(begin)
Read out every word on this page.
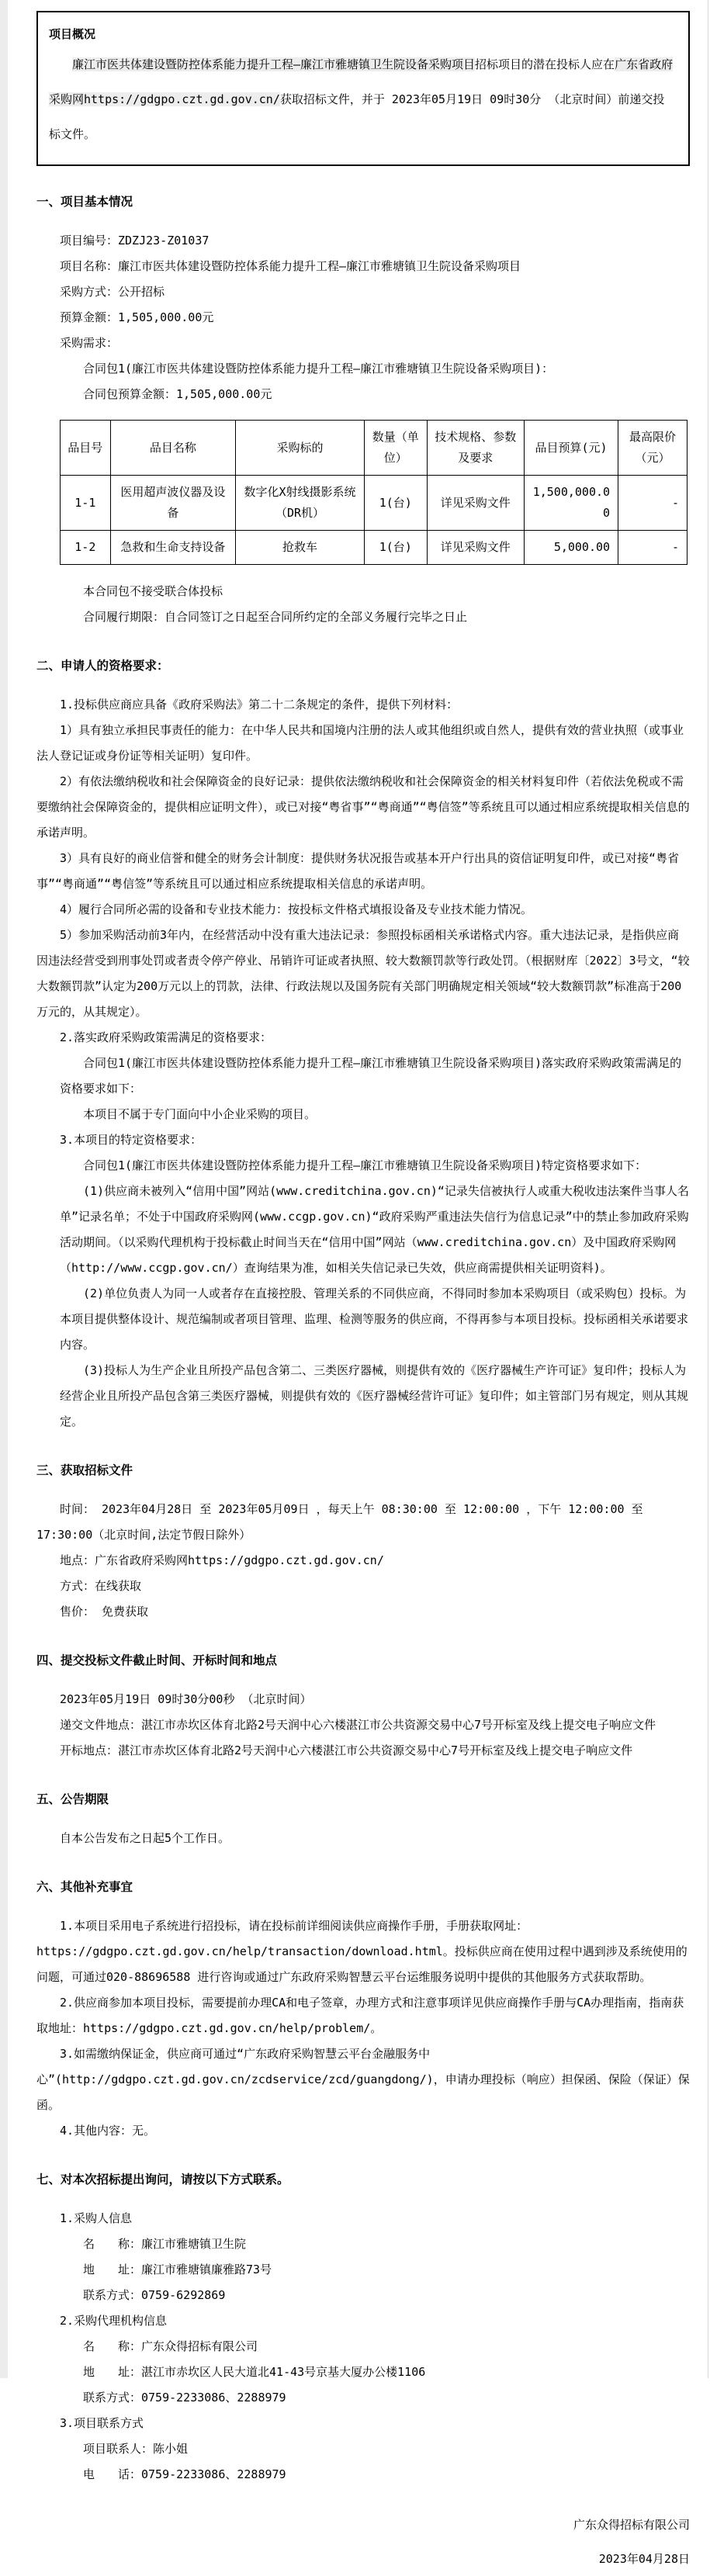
项目概况

廉江市医共体建设暨防控体系能力提升工程—廉江市雅塘镇卫生院设备采购项目招标项目的潜在投标人应在广东省政府采购网https://gdgpo.czt.gd.gov.cn/获取招标文件，并于 2023年05月19日 09时30分 （北京时间）前递交投标文件。

一、项目基本情况

项目编号：ZDZJ23-Z01037

项目名称：廉江市医共体建设暨防控体系能力提升工程—廉江市雅塘镇卫生院设备采购项目

采购方式：公开招标

预算金额：1,505,000.00元

采购需求：

合同包1(廉江市医共体建设暨防控体系能力提升工程—廉江市雅塘镇卫生院设备采购项目)：

合同包预算金额：1,505,000.00元

品目号	品目名称	采购标的	数量（单位）	技术规格、参数及要求	品目预算(元)	最高限价（元）
1-1	医用超声波仪器及设备	数字化X射线摄影系统（DR机）	1(台)	详见采购文件	1,500,000.00	-
1-2	急救和生命支持设备	抢救车	1(台)	详见采购文件	5,000.00	-

本合同包不接受联合体投标

合同履行期限：自合同签订之日起至合同所约定的全部义务履行完毕之日止

二、申请人的资格要求：

1.投标供应商应具备《政府采购法》第二十二条规定的条件，提供下列材料：

1）具有独立承担民事责任的能力：在中华人民共和国境内注册的法人或其他组织或自然人，提供有效的营业执照（或事业法人登记证或身份证等相关证明）复印件。

2）有依法缴纳税收和社会保障资金的良好记录：提供依法缴纳税收和社会保障资金的相关材料复印件（若依法免税或不需要缴纳社会保障资金的，提供相应证明文件），或已对接“粤省事”“粤商通”“粤信签”等系统且可以通过相应系统提取相关信息的承诺声明。

3）具有良好的商业信誉和健全的财务会计制度：提供财务状况报告或基本开户行出具的资信证明复印件，或已对接“粤省事”“粤商通”“粤信签”等系统且可以通过相应系统提取相关信息的承诺声明。

4）履行合同所必需的设备和专业技术能力：按投标文件格式填报设备及专业技术能力情况。

5）参加采购活动前3年内，在经营活动中没有重大违法记录：参照投标函相关承诺格式内容。重大违法记录，是指供应商因违法经营受到刑事处罚或者责令停产停业、吊销许可证或者执照、较大数额罚款等行政处罚。（根据财库〔2022〕3号文，“较大数额罚款”认定为200万元以上的罚款，法律、行政法规以及国务院有关部门明确规定相关领域“较大数额罚款”标准高于200万元的，从其规定）。

2.落实政府采购政策需满足的资格要求：

合同包1(廉江市医共体建设暨防控体系能力提升工程—廉江市雅塘镇卫生院设备采购项目)落实政府采购政策需满足的资格要求如下：

本项目不属于专门面向中小企业采购的项目。

3.本项目的特定资格要求：

合同包1(廉江市医共体建设暨防控体系能力提升工程—廉江市雅塘镇卫生院设备采购项目)特定资格要求如下：

(1)供应商未被列入“信用中国”网站(www.creditchina.gov.cn)“记录失信被执行人或重大税收违法案件当事人名单”记录名单；不处于中国政府采购网(www.ccgp.gov.cn)“政府采购严重违法失信行为信息记录”中的禁止参加政府采购活动期间。（以采购代理机构于投标截止时间当天在“信用中国”网站（www.creditchina.gov.cn）及中国政府采购网（http://www.ccgp.gov.cn/）查询结果为准，如相关失信记录已失效，供应商需提供相关证明资料)。

(2)单位负责人为同一人或者存在直接控股、管理关系的不同供应商，不得同时参加本采购项目（或采购包）投标。为本项目提供整体设计、规范编制或者项目管理、监理、检测等服务的供应商，不得再参与本项目投标。投标函相关承诺要求内容。

(3)投标人为生产企业且所投产品包含第二、三类医疗器械，则提供有效的《医疗器械生产许可证》复印件；投标人为经营企业且所投产品包含第三类医疗器械，则提供有效的《医疗器械经营许可证》复印件；如主管部门另有规定，则从其规定。

三、获取招标文件

时间： 2023年04月28日 至 2023年05月09日 ，每天上午 08:30:00 至 12:00:00 ，下午 12:00:00 至 17:30:00（北京时间,法定节假日除外）

地点：广东省政府采购网https://gdgpo.czt.gd.gov.cn/

方式：在线获取

售价： 免费获取

四、提交投标文件截止时间、开标时间和地点

2023年05月19日 09时30分00秒 （北京时间）

递交文件地点：湛江市赤坎区体育北路2号天润中心六楼湛江市公共资源交易中心7号开标室及线上提交电子响应文件

开标地点：湛江市赤坎区体育北路2号天润中心六楼湛江市公共资源交易中心7号开标室及线上提交电子响应文件

五、公告期限

自本公告发布之日起5个工作日。

六、其他补充事宜

1.本项目采用电子系统进行招投标，请在投标前详细阅读供应商操作手册，手册获取网址：https://gdgpo.czt.gd.gov.cn/help/transaction/download.html。投标供应商在使用过程中遇到涉及系统使用的问题，可通过020-88696588 进行咨询或通过广东政府采购智慧云平台运维服务说明中提供的其他服务方式获取帮助。

2.供应商参加本项目投标，需要提前办理CA和电子签章，办理方式和注意事项详见供应商操作手册与CA办理指南，指南获取地址：https://gdgpo.czt.gd.gov.cn/help/problem/。

3.如需缴纳保证金，供应商可通过“广东政府采购智慧云平台金融服务中心”(http://gdgpo.czt.gd.gov.cn/zcdservice/zcd/guangdong/)，申请办理投标（响应）担保函、保险（保证）保函。

4.其他内容：无。

七、对本次招标提出询问，请按以下方式联系。

1.采购人信息

名　　称：廉江市雅塘镇卫生院

地　　址：廉江市雅塘镇廉雅路73号

联系方式：0759-6292869

2.采购代理机构信息

名　　称：广东众得招标有限公司

地　　址：湛江市赤坎区人民大道北41-43号京基大厦办公楼1106

联系方式：0759-2233086、2288979

3.项目联系方式

项目联系人：陈小姐

电　　话：0759-2233086、2288979

广东众得招标有限公司

2023年04月28日
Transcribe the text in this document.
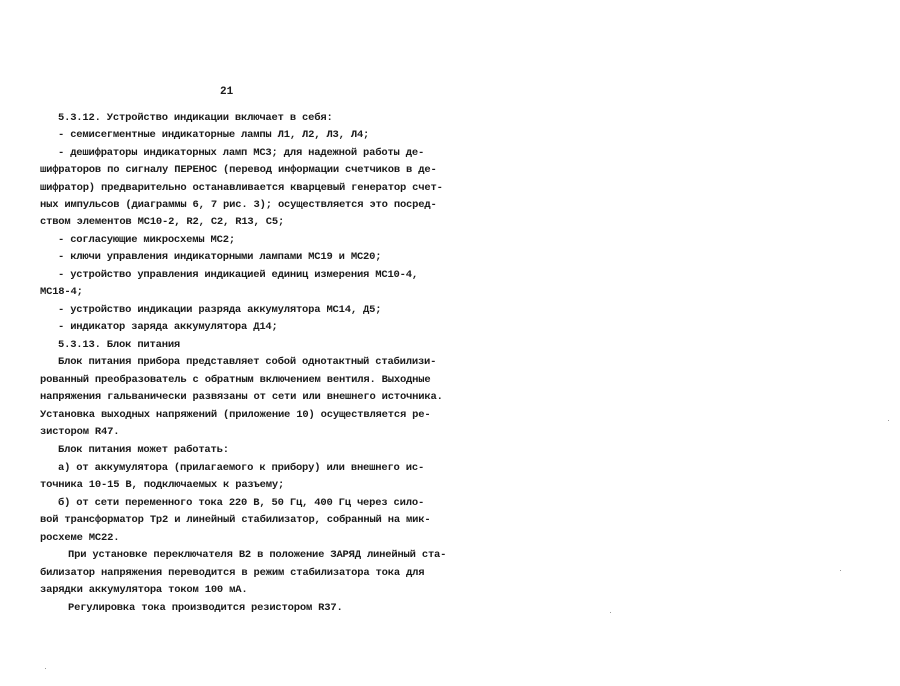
21
5.3.12. Устройство индикации включает в себя:
- семисегментные индикаторные лампы Л1, Л2, Л3, Л4;
- дешифраторы индикаторных ламп МС3; для надежной работы де-
шифраторов по сигналу ПЕРЕНОС (перевод информации счетчиков в де-
шифратор) предварительно останавливается кварцевый генератор счет-
ных импульсов (диаграммы 6, 7 рис. 3); осуществляется это посред-
ством элементов МС10-2, R2, С2, R13, С5;
- согласующие микросхемы МС2;
- ключи управления индикаторными лампами МС19 и МС20;
- устройство управления индикацией единиц измерения МС10-4,
МС18-4;
- устройство индикации разряда аккумулятора МС14, Д5;
- индикатор заряда аккумулятора Д14;
5.3.13. Блок питания
Блок питания прибора представляет собой однотактный стабилизи-
рованный преобразователь с обратным включением вентиля. Выходные
напряжения гальванически развязаны от сети или внешнего источника.
Установка выходных напряжений (приложение 10) осуществляется ре-
зистором R47.
Блок питания может работать:
а) от аккумулятора (прилагаемого к прибору) или внешнего ис-
точника 10-15 В, подключаемых к разъему;
б) от сети переменного тока 220 В, 50 Гц, 400 Гц через сило-
вой трансформатор Тр2 и линейный стабилизатор, собранный на мик-
росхеме МС22.
При установке переключателя В2 в положение ЗАРЯД линейный ста-
билизатор напряжения переводится в режим стабилизатора тока для
зарядки аккумулятора током 100 мА.
Регулировка тока производится резистором R37.
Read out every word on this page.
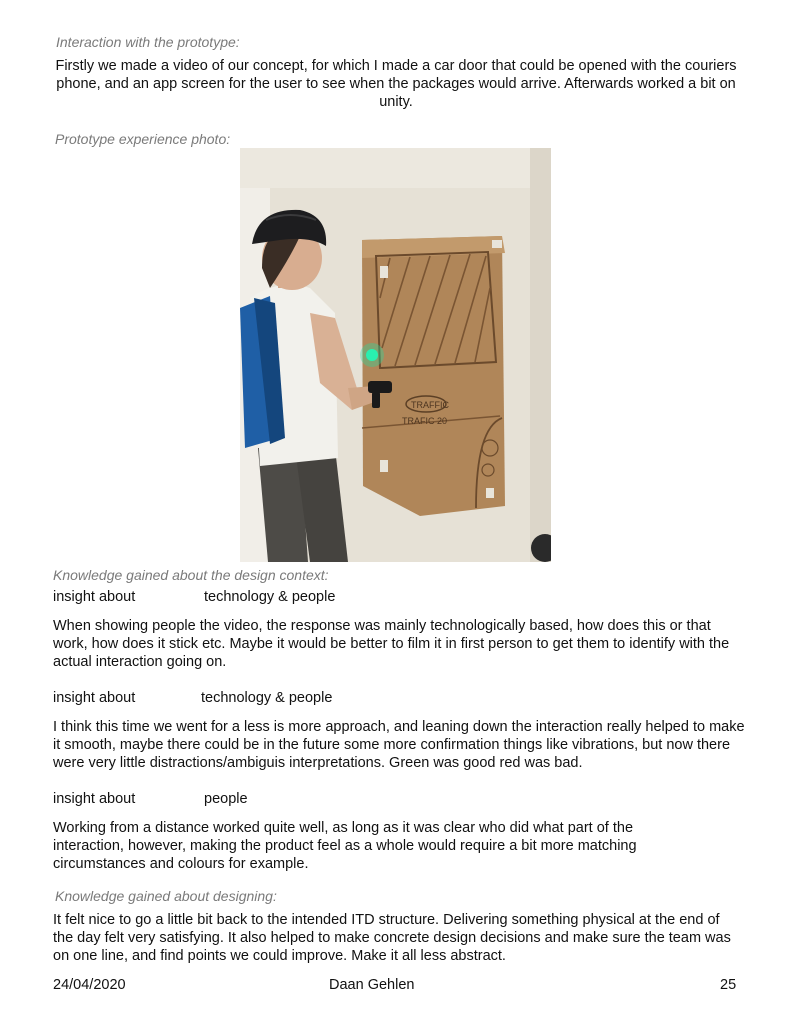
Interaction with the prototype:
Firstly we made a video of our concept, for which I made a car door that could be opened with the couriers phone, and an app screen for the user to see when the packages would arrive. Afterwards worked a bit on unity.
Prototype experience photo:
TRAFFIC
TRAFIC 20
Knowledge gained about the design context:
insight about	technology & people
When showing people the video, the response was mainly technologically based, how does this or that work, how does it stick etc. Maybe it would be better to film it in first person to get them to identify with the actual interaction going on.
insight about	technology & people
I think this time we went for a less is more approach, and leaning down the interaction really helped to make it smooth, maybe there could be in the future some more confirmation things like vibrations, but now there were very little distractions/ambiguis interpretations. Green was good red was bad.
insight about	people
Working from a distance worked quite well, as long as it was clear who did what part of the interaction, however, making the product feel as a whole would require a bit more matching circumstances and colours for example.
Knowledge gained about designing:
It felt nice to go a little bit back to the intended ITD structure. Delivering something physical at the end of the day felt very satisfying. It also helped to make concrete design decisions and make sure the team was on one line, and find points we could improve. Make it all less abstract.
24/04/2020	Daan Gehlen	25
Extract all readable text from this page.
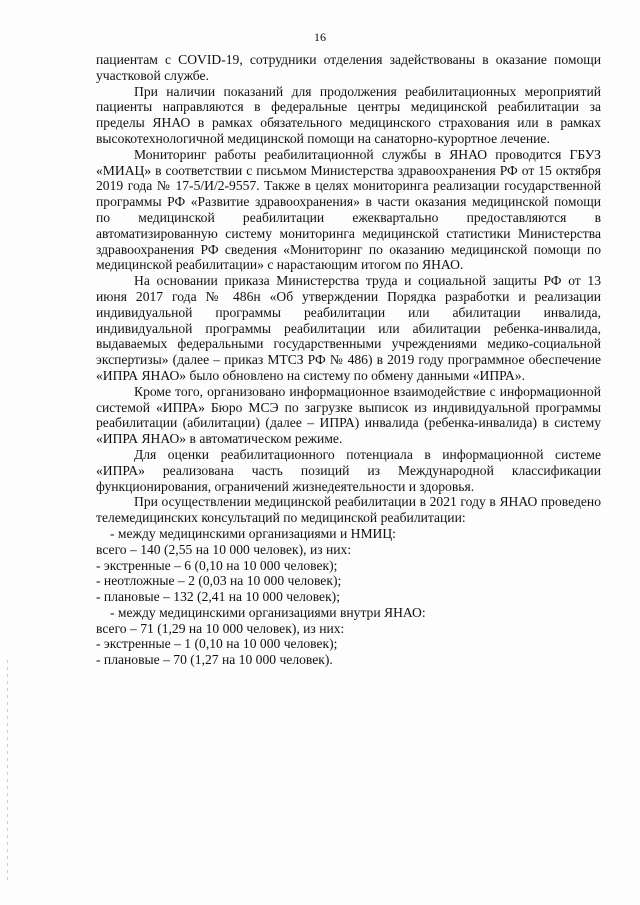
16

пациентам с COVID-19, сотрудники отделения задействованы в оказание помощи участковой службе.

При наличии показаний для продолжения реабилитационных мероприятий пациенты направляются в федеральные центры медицинской реабилитации за пределы ЯНАО в рамках обязательного медицинского страхования или в рамках высокотехнологичной медицинской помощи на санаторно-курортное лечение.

Мониторинг работы реабилитационной службы в ЯНАО проводится ГБУЗ «МИАЦ» в соответствии с письмом Министерства здравоохранения РФ от 15 октября 2019 года № 17-5/И/2-9557. Также в целях мониторинга реализации государственной программы РФ «Развитие здравоохранения» в части оказания медицинской помощи по медицинской реабилитации ежеквартально предоставляются в автоматизированную систему мониторинга медицинской статистики Министерства здравоохранения РФ сведения «Мониторинг по оказанию медицинской помощи по медицинской реабилитации» с нарастающим итогом по ЯНАО.

На основании приказа Министерства труда и социальной защиты РФ от 13 июня 2017 года № 486н «Об утверждении Порядка разработки и реализации индивидуальной программы реабилитации или абилитации инвалида, индивидуальной программы реабилитации или абилитации ребенка-инвалида, выдаваемых федеральными государственными учреждениями медико-социальной экспертизы» (далее – приказ МТСЗ РФ № 486) в 2019 году программное обеспечение «ИПРА ЯНАО» было обновлено на систему по обмену данными «ИПРА».

Кроме того, организовано информационное взаимодействие с информационной системой «ИПРА» Бюро МСЭ по загрузке выписок из индивидуальной программы реабилитации (абилитации) (далее – ИПРА) инвалида (ребенка-инвалида) в систему «ИПРА ЯНАО» в автоматическом режиме.

Для оценки реабилитационного потенциала в информационной системе «ИПРА» реализована часть позиций из Международной классификации функционирования, ограничений жизнедеятельности и здоровья.

При осуществлении медицинской реабилитации в 2021 году в ЯНАО проведено телемедицинских консультаций по медицинской реабилитации:

- между медицинскими организациями и НМИЦ:
всего – 140 (2,55 на 10 000 человек), из них:
- экстренные – 6 (0,10 на 10 000 человек);
- неотложные – 2 (0,03 на 10 000 человек);
- плановые – 132 (2,41 на 10 000 человек);
- между медицинскими организациями внутри ЯНАО:
всего – 71 (1,29 на 10 000 человек), из них:
- экстренные – 1 (0,10 на 10 000 человек);
- плановые – 70 (1,27 на 10 000 человек).
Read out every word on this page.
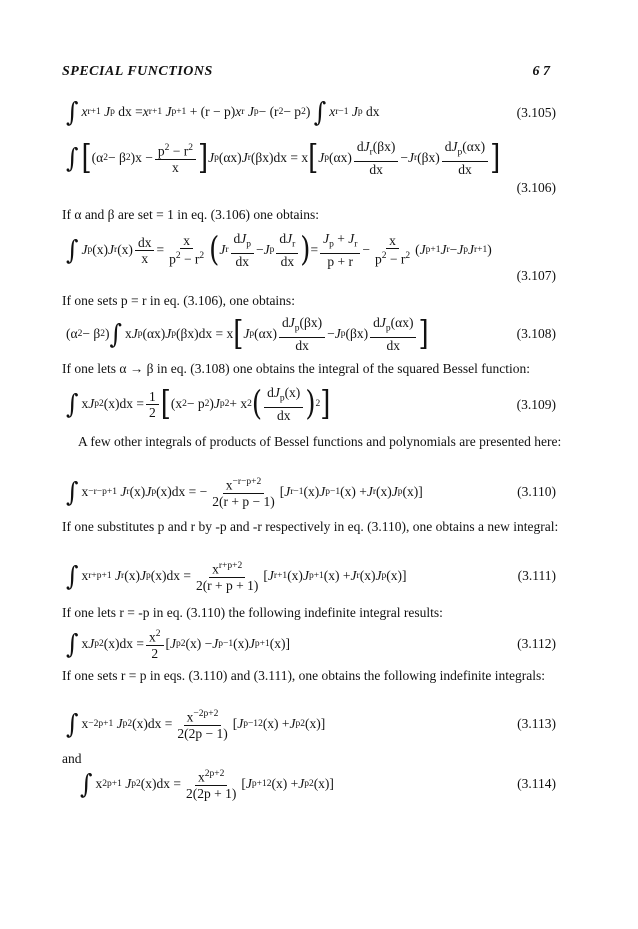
SPECIAL FUNCTIONS	6 7
∫ x r+1
J p dx = x r+1
J p+1 + (r − p) x r
J p − (r 2 − p 2 ) ∫ x r−1
J p dx	(3.105)
∫ [ (α 2 − β 2 )$x - \frac{p^2 - r^2}{x}$ ] J p (αx) J r (βx)dx = x [ J p $(\alpha x) \frac{dJ_r(\beta x)}{dx} - J$ r $(\beta x) \frac{dJ_p(\alpha x)}{dx}$ ]
(3.106)
If α and β are set = 1 in eq. (3.106) one obtains:
∫ J p (x) J r $(x) \frac{dx}{x} = \frac{x}{p^2 - r^2}$ ( J r $\frac{dJ_p}{dx} - J$ p $\frac{dJ_r}{dx}$ ) = $\frac{J_p + J_r}{p + r} - \frac{x}{p^2 - r^2}$ ( J p+1 J r − J p J r+1 )
(3.107)
If one sets p = r in eq. (3.106), one obtains:
(α 2 − β 2 ) ∫ x J p (αx) J p (βx)dx = x [ J p $(\alpha x) \frac{dJ_p(\beta x)}{dx} - J$ p $(\beta x) \frac{dJ_p(\alpha x)}{dx}$ ]	(3.108)
If one lets α → β in eq. (3.108) one obtains the integral of the squared Bessel function:
∫ x J p 2 $(x)dx = \frac{1}{2}$ [ (x 2 − p 2 ) J p 2 + x 2 ( $\frac{dJ_p(x)}{dx}$ ) 2 ]	(3.109)
A few other integrals of products of Bessel functions and polynomials are presented here:
∫ x −r−p+1
J r (x) J p (x)dx = − $\frac{x^{-r-p+2}}{2(r + p - 1)}$ [ J r−1 (x) J p−1 (x) + J r (x) J p (x)]	(3.110)
If one substitutes p and r by -p and -r respectively in eq. (3.110), one obtains a new integral:
∫ x r+p+1
J r (x) J p $(x)dx = \frac{x^{r+p+2}}{2(r + p + 1)}$ [ J r+1 (x) J p+1 (x) + J r (x) J p (x)]	(3.111)
If one lets r = -p in eq. (3.110) the following indefinite integral results:
∫ x J p 2 $(x)dx = \frac{x^2}{2}$ [ J p 2 (x) − J p−1 (x) J p+1 (x)]	(3.112)
If one sets r = p in eqs. (3.110) and (3.111), one obtains the following indefinite integrals:
∫ x −2p+1
J p 2 $(x)dx = \frac{x^{-2p+2}}{2(2p - 1)}$ [ J p−1 2 (x) + J p 2 (x)]	(3.113)
and
∫ x 2p+1
J p 2 $(x)dx = \frac{x^{2p+2}}{2(2p + 1)}$ [ J p+1 2 (x) + J p 2 (x)]	(3.114)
(end)
» **What you need to do**
Locate the lines above that hold the word "ребенка". Show every one of them.

» **Correct output**
На основании приказа Министерства труда и социальной защиты РФ от 13 июня 2017 года № 486н «Об утверждении Порядка разработки и реализации индивидуальной программы реабилитации или абилитации инвалида, индивидуальной программы реабилитации или абилитации ребенка-инвалида, выдаваемых федеральными государственными учреждениями медико-социальной экспертизы» (далее – приказ МТСЗ РФ № 486) в 2019 году программное обеспечение «ИПРА ЯНАО» было обновлено на систему по обмену данными «ИПРА».
Кроме того, организовано информационное взаимодействие с информационной системой «ИПРА» Бюро МСЭ по загрузке выписок из индивидуальной программы реабилитации (абилитации) (далее – ИПРА) инвалида (ребенка-инвалида) в систему «ИПРА ЯНАО» в автоматическом режиме.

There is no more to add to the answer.